Requirements :: Every line below should be copied exactly; drop the pictures.

(Data entries)
━━━━━━━━━━━━━━━━━━━━

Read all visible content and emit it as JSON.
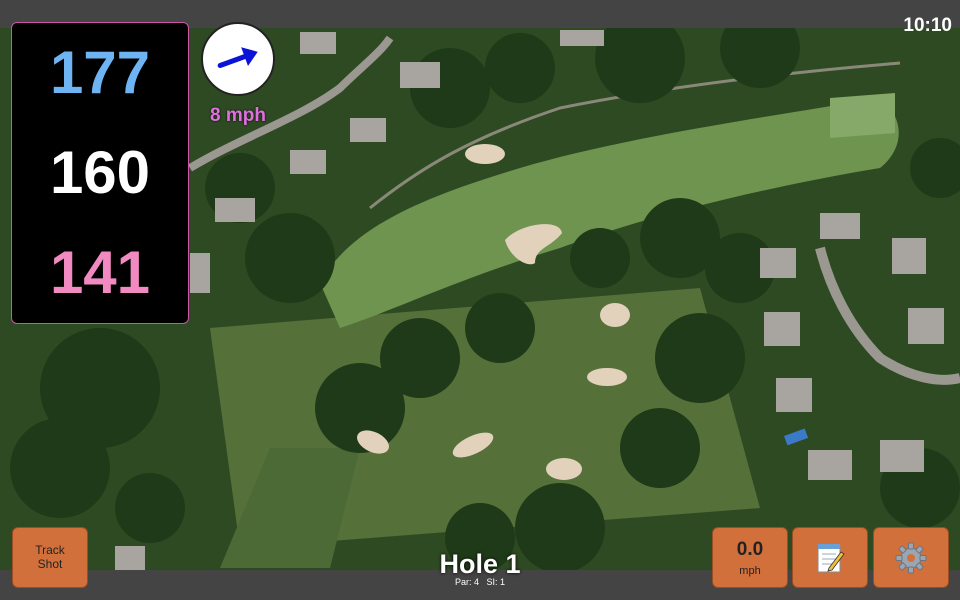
{
  "status": {
    "time": "10:10"
  },
  "distances": {
    "back": "177",
    "middle": "160",
    "front": "141",
    "colors": {
      "back": "#6fb4f2",
      "middle": "#ffffff",
      "front": "#f08ac0"
    }
  },
  "wind": {
    "speed_label": "8 mph",
    "direction_icon": "wind-arrow-icon",
    "direction": "east-north-east"
  },
  "buttons": {
    "track_shot_line1": "Track",
    "track_shot_line2": "Shot",
    "speed_value": "0.0",
    "speed_unit": "mph",
    "notes_icon": "notepad-icon",
    "settings_icon": "gear-icon"
  },
  "hole": {
    "title": "Hole 1",
    "subtitle": "Par: 4   SI: 1"
  },
  "colors": {
    "button": "#d2703c",
    "bar": "#444444",
    "distance_panel": "#000000"
  }
}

━━━━━━━━━━━━━━━━━━━━

Task result ::
Read all visible content and emit it as JSON.
{
  "status": {
    "time": "10:10"
  },
  "distances": {
    "back": "177",
    "middle": "160",
    "front": "141",
    "colors": {
      "back": "#6fb4f2",
      "middle": "#ffffff",
      "front": "#f08ac0"
    }
  },
  "wind": {
    "speed_label": "8 mph",
    "direction_icon": "wind-arrow-icon",
    "direction": "east-north-east"
  },
  "buttons": {
    "track_shot_line1": "Track",
    "track_shot_line2": "Shot",
    "speed_value": "0.0",
    "speed_unit": "mph",
    "notes_icon": "notepad-icon",
    "settings_icon": "gear-icon"
  },
  "hole": {
    "title": "Hole 1",
    "subtitle": "Par: 4   SI: 1"
  },
  "colors": {
    "button": "#d2703c",
    "bar": "#444444",
    "distance_panel": "#000000"
  }
}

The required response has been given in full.